- [SELECTED EXCERPT]:
The 1st Devonshire Engineer Volunteer Corps, later the Devonshire Fortress Royal Engineers, was a volunteer unit of Britain's Royal Engineers whose history dated back to 1862. The unit helped to defend the vital naval base of Plymouth, and supplied detachments for service in the field in both World Wars. During the North African campaign in the Second World War, the unit's sappers distinguished themselves in bridging the Nile and clearing minefields during and after the Second Battle of El Alamein. Their successors served on the postwar Territorial Army until 1969.

==Origins==
The enthusiasm for the Volunteer movement following an invasion scare in 1859 led to the creation of many Rifle, Artillery and Engineer Volunteer units composed of part-time soldiers eager to supplement the Regular British Army in time of need. One such unit was the 1st Devonshire Engineer Volunteer Corps (EVC) formed at Torquay, with the first officers' commissions dated 28 January 1862.

- [EXERCISE REQUIREMENTS]:
A – Decide whether each statement agrees with the passage on the Devonshire engineer volunteers, answering yes or no and quoting the deciding words: (i) The unit's history dated back to 1862. (ii) The 1st Devonshire Engineer Volunteer Corps was formed at Plymouth. (iii) The unit's successors served in the postwar Territorial Army until 1969.
B – Render this sentence from the passage on the Devonshire engineer volunteers in French: "The unit helped to defend the vital naval base of Plymouth, and supplied detachments for service in the field in both World Wars."
C – Extend the passage on the Devonshire engineer volunteers with new text that follows on from its final sentence.

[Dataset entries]
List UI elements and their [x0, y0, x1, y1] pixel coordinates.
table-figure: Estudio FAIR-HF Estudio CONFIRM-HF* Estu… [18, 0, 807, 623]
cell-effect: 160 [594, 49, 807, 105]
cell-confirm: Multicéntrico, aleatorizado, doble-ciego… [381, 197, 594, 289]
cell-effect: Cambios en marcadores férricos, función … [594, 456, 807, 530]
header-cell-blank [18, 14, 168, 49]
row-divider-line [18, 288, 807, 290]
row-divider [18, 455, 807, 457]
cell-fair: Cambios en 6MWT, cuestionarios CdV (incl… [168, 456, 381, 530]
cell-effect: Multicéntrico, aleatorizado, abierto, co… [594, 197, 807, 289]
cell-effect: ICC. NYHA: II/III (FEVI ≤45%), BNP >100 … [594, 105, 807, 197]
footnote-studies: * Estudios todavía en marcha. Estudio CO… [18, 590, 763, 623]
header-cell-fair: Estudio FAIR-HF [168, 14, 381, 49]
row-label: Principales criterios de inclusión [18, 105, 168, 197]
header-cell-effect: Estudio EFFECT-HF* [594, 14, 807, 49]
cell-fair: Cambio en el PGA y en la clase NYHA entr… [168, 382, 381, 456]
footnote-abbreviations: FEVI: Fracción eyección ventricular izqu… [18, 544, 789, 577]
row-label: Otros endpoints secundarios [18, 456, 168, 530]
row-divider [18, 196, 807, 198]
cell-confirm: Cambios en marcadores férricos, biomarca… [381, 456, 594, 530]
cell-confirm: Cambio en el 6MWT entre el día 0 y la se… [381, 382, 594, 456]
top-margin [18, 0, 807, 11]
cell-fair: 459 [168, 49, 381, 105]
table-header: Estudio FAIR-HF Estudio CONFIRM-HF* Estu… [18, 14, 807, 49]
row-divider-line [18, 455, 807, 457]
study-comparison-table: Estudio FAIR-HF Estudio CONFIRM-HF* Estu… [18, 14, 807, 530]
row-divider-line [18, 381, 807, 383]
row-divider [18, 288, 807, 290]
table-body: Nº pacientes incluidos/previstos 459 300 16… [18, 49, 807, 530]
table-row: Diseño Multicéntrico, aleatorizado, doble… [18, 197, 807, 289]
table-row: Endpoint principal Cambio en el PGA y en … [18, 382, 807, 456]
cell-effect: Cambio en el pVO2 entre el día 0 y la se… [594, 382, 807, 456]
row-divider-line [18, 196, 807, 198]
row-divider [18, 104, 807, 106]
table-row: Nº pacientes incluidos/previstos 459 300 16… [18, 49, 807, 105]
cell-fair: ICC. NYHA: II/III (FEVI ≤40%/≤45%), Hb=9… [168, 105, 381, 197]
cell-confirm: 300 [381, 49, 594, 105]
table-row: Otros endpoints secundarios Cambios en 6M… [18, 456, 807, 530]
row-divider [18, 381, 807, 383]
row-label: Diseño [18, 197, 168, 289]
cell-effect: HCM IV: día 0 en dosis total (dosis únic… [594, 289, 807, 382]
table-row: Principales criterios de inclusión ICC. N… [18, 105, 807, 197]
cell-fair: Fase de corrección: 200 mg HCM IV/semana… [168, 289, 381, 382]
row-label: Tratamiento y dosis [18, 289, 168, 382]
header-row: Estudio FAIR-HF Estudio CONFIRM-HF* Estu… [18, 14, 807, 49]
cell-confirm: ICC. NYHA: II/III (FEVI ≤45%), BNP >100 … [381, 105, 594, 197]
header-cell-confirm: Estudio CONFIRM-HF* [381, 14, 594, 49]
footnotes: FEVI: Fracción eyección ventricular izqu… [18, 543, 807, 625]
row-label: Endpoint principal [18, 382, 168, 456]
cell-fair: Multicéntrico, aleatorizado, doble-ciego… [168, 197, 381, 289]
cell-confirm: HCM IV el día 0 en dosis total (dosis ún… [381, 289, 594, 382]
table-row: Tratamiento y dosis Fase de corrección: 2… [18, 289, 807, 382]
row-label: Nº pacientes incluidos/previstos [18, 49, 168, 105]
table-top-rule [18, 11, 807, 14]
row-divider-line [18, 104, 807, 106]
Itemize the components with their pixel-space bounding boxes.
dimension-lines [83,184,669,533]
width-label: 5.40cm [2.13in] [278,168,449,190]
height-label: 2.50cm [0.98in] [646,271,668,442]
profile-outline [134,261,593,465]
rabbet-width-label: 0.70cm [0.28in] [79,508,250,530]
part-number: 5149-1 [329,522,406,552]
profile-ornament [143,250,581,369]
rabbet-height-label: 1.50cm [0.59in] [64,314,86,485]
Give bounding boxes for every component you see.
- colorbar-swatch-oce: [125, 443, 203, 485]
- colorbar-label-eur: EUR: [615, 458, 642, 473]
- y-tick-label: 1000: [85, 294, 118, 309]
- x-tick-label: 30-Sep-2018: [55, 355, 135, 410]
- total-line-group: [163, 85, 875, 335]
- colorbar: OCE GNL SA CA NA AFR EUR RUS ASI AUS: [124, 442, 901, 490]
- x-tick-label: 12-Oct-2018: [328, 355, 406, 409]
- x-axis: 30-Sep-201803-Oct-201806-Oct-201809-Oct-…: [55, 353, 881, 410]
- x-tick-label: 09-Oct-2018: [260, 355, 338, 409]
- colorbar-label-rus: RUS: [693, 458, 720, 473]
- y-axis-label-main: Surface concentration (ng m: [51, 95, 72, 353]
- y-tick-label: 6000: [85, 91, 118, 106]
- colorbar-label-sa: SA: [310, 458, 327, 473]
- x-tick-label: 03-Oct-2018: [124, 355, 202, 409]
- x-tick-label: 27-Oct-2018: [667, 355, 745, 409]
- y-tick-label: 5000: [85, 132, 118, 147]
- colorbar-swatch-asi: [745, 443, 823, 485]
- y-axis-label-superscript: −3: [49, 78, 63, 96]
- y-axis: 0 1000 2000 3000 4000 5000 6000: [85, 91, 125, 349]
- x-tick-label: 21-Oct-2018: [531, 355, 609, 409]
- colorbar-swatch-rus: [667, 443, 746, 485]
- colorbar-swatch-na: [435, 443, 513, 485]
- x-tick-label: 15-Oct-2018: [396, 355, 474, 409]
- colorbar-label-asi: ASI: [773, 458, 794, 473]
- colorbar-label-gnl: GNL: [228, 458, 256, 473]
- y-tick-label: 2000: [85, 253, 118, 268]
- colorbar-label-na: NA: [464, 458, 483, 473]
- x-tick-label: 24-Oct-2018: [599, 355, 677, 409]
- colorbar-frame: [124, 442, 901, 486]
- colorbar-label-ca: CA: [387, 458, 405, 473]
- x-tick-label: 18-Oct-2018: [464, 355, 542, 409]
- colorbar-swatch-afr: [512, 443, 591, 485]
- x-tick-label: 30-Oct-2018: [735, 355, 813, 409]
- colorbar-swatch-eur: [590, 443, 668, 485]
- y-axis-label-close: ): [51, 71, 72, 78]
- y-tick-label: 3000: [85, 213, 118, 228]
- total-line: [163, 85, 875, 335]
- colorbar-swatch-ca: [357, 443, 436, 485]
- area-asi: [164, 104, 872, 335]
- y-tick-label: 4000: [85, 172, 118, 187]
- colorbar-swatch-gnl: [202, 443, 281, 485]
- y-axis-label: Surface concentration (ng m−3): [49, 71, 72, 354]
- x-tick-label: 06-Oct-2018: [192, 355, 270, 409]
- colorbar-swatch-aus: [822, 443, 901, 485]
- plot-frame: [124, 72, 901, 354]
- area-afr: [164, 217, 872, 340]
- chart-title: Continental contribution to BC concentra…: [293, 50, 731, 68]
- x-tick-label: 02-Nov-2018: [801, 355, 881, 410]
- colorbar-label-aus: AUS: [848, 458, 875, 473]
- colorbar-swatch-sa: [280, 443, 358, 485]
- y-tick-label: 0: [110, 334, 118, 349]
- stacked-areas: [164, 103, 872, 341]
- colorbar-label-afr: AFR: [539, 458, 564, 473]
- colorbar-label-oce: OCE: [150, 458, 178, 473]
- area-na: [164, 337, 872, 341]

- [RESPONSES BY ITEM NUMBER]:
A –
(i) Yes: "whose history dated back to 1862"
(ii) No: "formed at Torquay"
(iii) Yes: "Their successors served on the postwar Territorial Army until 1969."

B – L'unité a contribué à défendre la base navale vitale de Plymouth et a fourni des détachements pour le service en campagne pendant les deux guerres mondiales.

C –
The 1st Devonshire EVC was attached for administrative purposes to the 1st (Exeter and South Devon) Devonshire Rifle Volunteer Corps from April 1863 until August 1869, when it joined the 1st Administrative Battalion, Gloucestershire Engineer Volunteers. With the reorganisation of the Volunteer Force in 1880, the Gloucestershire Admin Bn was consolidated as the 1st Gloucestershire (Gloucester, Somerset and Devon) Engineer Volunteer Corps, with the 1st Devon providing E Company at Torquay and F Company at Exeter. The unit became the 1st Gloucestershire (The Western Counties) Engineer Volunteers, Royal Engineers, after the Somerset unit left in 1888. The EVC titles were abandoned in 1888, when the units became 'Engineer Volunteers, Royal Engineers', proclaiming their affiliation to the Regular RE, and then simply 'Royal Engineers (Volunteers)' in 1896.

In August 1889, the Devon and Somerset companies were removed from the Gloucestershire battalion and constituted as a separate 1st Devonshire and Somersetshire RE (V), with its HQ at the Priory, Colleton Crescent, Exeter.

The 1st Devonshire and Somerset RE (V) sent a detachment of one officer and 25 other ranks to assist the regular REs during the Second Boer War in 1900, and a second section the following year.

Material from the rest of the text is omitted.